WRITTEN REQUEST 1 ->
Write out the listing word for word, from its first line through the line containing "x-tick-label-11: Denmark xyxy=(1335,801,1438,904)", including both of those lines.

** START DOCUMENT EXCERPT **

About 66 million years ago, a massive celestial object struck the planet and killed the dinosaurs. The impact that formed the Chicxulub crater had a profound and catastrophic effect on Earth’s environment.

However, the origin of the Chicxulub impactor is an unsolved puzzle. Whether it was a comet or an asteroid remains unknown.

A team of Harvard scientists resolved this puzzle- reporting the nature and origin of Chicxulub impactor.

Scientists suggest that a comet might have killed off the dinosaurs instead of an asteroid. Using statistical analysis and gravitational simulations, scientists found that a significant fraction of a type of comet originating from the Oort cloud, a sphere of debris at the edge of the solar system, was bumped off-course by Jupiter’s gravitational field during its orbit and sent close to the sun, whose tidal force broke apart pieces of the rock. That increases the rate of comets like Chicxulub (pronounced Chicks-uh-lub) because these fragments cross the Earth’s orbit and hit the planet once every 250 to 730 million years or so.

Amir Siraj ’21, an astrophysics concentrator, said, “Basically, Jupiter acts as a kind of pinball machine. Jupiter kicks these incoming long-period comets into orbits that bring them very close to the sun.”

“It’s because of this that long-period comets, which take more than 200 years to orbit the sun, are called sun grazers.”

“When you have these sun grazers, it’s not so much the melting that goes on, which is a pretty small fraction relative to the total mass, but the comet is so close to the sun that the part that’s closer to the sun feels a stronger gravitational pull than the part that is farther from the sun, causing a tidal force. You get what’s called a tidal disruption event, and so these large comets that come close to the sun break up into smaller comets. And, on their way out, there’s a statistical chance that these smaller comets hit the Earth.”

Their calculations also increase the chances of long-period comets impacting Earth by a factor of about ten and show that about 20 percent of long-period comets become sungrazers.

** END DOCUMENT EXCERPT **
** START DATA SUPPLIED **

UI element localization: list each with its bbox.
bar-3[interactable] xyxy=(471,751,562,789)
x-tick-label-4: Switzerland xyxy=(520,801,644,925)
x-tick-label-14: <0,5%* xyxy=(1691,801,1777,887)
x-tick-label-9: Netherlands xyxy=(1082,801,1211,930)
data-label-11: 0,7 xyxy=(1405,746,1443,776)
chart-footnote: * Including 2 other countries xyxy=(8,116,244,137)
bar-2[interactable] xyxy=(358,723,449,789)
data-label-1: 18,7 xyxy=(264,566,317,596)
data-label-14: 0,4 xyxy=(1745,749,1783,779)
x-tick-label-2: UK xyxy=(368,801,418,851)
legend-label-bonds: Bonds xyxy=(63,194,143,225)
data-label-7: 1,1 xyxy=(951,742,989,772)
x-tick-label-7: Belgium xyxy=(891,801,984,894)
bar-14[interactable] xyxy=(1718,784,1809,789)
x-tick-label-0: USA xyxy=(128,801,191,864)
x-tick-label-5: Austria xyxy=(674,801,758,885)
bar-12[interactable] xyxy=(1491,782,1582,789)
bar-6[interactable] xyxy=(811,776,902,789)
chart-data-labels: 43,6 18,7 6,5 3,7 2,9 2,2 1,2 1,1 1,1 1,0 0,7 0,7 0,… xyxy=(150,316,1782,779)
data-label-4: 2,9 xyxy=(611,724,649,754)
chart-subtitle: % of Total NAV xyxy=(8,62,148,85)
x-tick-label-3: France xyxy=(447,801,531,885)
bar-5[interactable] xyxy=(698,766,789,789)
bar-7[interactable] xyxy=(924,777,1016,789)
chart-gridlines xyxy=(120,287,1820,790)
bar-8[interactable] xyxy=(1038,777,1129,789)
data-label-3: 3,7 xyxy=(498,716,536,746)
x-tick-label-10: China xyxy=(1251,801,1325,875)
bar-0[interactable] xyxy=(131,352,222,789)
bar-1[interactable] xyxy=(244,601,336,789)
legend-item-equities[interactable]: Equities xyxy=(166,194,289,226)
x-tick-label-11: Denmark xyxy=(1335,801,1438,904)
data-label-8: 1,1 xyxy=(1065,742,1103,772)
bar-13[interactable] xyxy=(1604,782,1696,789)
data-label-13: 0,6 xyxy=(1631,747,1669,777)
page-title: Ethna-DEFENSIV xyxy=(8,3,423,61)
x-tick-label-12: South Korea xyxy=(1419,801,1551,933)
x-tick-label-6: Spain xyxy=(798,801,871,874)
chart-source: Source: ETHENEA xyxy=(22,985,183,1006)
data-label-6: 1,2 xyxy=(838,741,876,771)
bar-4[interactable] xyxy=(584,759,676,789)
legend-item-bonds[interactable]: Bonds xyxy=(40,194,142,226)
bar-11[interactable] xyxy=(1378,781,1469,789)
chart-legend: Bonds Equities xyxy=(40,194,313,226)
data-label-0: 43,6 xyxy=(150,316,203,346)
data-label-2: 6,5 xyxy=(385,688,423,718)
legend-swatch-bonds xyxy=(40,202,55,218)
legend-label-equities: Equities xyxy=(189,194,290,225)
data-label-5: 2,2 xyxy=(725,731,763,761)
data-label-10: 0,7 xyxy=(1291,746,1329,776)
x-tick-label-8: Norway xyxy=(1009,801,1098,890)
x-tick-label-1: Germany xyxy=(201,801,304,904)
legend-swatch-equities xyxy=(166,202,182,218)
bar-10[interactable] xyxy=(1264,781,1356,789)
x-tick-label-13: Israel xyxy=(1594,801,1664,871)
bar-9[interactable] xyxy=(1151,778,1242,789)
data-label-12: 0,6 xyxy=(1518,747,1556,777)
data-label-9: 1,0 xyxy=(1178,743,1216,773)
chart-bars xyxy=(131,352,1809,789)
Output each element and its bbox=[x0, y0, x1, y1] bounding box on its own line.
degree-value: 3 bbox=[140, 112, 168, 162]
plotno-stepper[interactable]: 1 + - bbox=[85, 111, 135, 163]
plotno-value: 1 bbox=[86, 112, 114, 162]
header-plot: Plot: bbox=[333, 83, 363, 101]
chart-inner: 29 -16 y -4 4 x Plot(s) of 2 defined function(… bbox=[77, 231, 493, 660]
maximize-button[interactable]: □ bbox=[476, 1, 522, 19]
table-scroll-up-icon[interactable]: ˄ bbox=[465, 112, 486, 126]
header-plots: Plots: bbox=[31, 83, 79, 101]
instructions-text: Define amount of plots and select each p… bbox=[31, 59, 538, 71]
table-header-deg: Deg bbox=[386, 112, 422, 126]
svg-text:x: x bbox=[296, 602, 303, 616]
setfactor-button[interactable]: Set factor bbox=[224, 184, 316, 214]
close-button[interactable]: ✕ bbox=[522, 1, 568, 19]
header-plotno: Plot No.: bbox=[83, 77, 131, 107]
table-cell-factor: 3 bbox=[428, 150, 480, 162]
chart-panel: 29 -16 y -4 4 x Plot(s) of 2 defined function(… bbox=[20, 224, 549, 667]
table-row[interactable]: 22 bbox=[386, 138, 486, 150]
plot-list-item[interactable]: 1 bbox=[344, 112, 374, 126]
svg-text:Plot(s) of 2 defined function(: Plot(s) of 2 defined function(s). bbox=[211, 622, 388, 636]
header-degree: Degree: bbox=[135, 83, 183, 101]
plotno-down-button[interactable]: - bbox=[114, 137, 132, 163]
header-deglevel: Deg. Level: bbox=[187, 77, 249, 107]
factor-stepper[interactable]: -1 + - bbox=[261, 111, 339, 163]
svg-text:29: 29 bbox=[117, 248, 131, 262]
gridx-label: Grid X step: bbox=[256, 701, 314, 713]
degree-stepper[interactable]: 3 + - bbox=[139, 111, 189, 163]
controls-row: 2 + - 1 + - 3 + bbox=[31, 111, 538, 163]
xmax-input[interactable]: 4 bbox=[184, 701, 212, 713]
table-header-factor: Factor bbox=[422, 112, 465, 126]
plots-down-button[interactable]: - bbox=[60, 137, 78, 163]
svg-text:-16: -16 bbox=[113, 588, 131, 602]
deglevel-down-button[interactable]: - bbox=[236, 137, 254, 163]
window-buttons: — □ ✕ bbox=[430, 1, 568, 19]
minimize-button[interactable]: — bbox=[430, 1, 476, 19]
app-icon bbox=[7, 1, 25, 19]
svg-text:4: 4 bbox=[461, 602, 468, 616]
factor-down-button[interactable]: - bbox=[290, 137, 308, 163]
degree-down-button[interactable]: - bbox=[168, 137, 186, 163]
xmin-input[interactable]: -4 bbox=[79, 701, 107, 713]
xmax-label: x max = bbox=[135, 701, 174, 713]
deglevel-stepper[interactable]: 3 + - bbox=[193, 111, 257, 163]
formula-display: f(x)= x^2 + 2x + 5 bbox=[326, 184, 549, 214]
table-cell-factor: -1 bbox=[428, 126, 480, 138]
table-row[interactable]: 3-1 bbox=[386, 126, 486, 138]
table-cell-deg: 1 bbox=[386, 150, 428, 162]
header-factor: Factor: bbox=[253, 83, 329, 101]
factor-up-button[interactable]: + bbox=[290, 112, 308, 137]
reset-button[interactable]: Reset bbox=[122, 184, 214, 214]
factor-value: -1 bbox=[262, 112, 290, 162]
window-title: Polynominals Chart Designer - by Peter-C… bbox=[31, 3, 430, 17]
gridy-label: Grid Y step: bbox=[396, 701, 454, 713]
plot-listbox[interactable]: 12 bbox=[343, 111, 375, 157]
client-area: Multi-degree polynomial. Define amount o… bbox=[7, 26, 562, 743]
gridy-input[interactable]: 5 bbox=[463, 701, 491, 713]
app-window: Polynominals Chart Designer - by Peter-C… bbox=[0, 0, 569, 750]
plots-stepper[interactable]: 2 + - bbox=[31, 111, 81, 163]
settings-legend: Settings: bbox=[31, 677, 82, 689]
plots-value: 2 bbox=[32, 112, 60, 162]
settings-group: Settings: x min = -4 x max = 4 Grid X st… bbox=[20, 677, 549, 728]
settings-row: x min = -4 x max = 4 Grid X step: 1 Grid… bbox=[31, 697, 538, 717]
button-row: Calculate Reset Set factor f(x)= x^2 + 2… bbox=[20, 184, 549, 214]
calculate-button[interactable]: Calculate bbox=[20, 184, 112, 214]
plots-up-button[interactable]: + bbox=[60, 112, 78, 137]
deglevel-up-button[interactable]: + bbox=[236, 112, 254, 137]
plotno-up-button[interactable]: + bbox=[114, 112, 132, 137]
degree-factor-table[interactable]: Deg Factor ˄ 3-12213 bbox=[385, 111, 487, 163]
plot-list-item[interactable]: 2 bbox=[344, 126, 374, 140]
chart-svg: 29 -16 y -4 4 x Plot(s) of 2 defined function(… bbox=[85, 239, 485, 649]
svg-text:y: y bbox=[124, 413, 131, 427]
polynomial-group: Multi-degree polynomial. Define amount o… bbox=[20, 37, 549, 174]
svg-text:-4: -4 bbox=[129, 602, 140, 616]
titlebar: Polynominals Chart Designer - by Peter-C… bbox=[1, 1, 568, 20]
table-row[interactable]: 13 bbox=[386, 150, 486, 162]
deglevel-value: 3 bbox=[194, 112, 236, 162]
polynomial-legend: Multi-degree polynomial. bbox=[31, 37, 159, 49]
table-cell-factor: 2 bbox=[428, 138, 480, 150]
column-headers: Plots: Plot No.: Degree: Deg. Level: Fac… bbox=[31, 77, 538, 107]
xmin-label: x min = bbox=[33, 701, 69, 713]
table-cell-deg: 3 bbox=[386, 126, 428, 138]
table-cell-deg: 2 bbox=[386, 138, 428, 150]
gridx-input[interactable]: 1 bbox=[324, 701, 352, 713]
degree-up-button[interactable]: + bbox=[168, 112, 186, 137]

** END DATA SUPPLIED **

WRITTEN REQUEST 2 ->
In the passage on the Chicxulub impactor, why do large comets break apart when they pass close to the sun?

WORKED SOLUTION 1 ->
UI element localization: list each with its bbox.
bar-3[interactable] xyxy=(471,751,562,789)
x-tick-label-4: Switzerland xyxy=(520,801,644,925)
x-tick-label-14: <0,5%* xyxy=(1691,801,1777,887)
x-tick-label-9: Netherlands xyxy=(1082,801,1211,930)
data-label-11: 0,7 xyxy=(1405,746,1443,776)
chart-footnote: * Including 2 other countries xyxy=(8,116,244,137)
bar-2[interactable] xyxy=(358,723,449,789)
data-label-1: 18,7 xyxy=(264,566,317,596)
data-label-14: 0,4 xyxy=(1745,749,1783,779)
x-tick-label-2: UK xyxy=(368,801,418,851)
legend-label-bonds: Bonds xyxy=(63,194,143,225)
data-label-7: 1,1 xyxy=(951,742,989,772)
x-tick-label-7: Belgium xyxy=(891,801,984,894)
bar-14[interactable] xyxy=(1718,784,1809,789)
x-tick-label-0: USA xyxy=(128,801,191,864)
x-tick-label-5: Austria xyxy=(674,801,758,885)
bar-12[interactable] xyxy=(1491,782,1582,789)
bar-6[interactable] xyxy=(811,776,902,789)
chart-data-labels: 43,6 18,7 6,5 3,7 2,9 2,2 1,2 1,1 1,1 1,0 0,7 0,7 0,… xyxy=(150,316,1782,779)
data-label-4: 2,9 xyxy=(611,724,649,754)
chart-subtitle: % of Total NAV xyxy=(8,62,148,85)
x-tick-label-3: France xyxy=(447,801,531,885)
bar-5[interactable] xyxy=(698,766,789,789)
bar-7[interactable] xyxy=(924,777,1016,789)
chart-gridlines xyxy=(120,287,1820,790)
bar-8[interactable] xyxy=(1038,777,1129,789)
data-label-3: 3,7 xyxy=(498,716,536,746)
x-tick-label-10: China xyxy=(1251,801,1325,875)
bar-0[interactable] xyxy=(131,352,222,789)
bar-1[interactable] xyxy=(244,601,336,789)
legend-item-equities[interactable]: Equities xyxy=(166,194,289,226)
x-tick-label-11: Denmark xyxy=(1335,801,1438,904)

WORKED SOLUTION 2 ->
The side of the comet nearer the sun feels a stronger gravitational pull than the side farther away, which creates a tidal force. This tidal disruption event splits the large comet into smaller comets.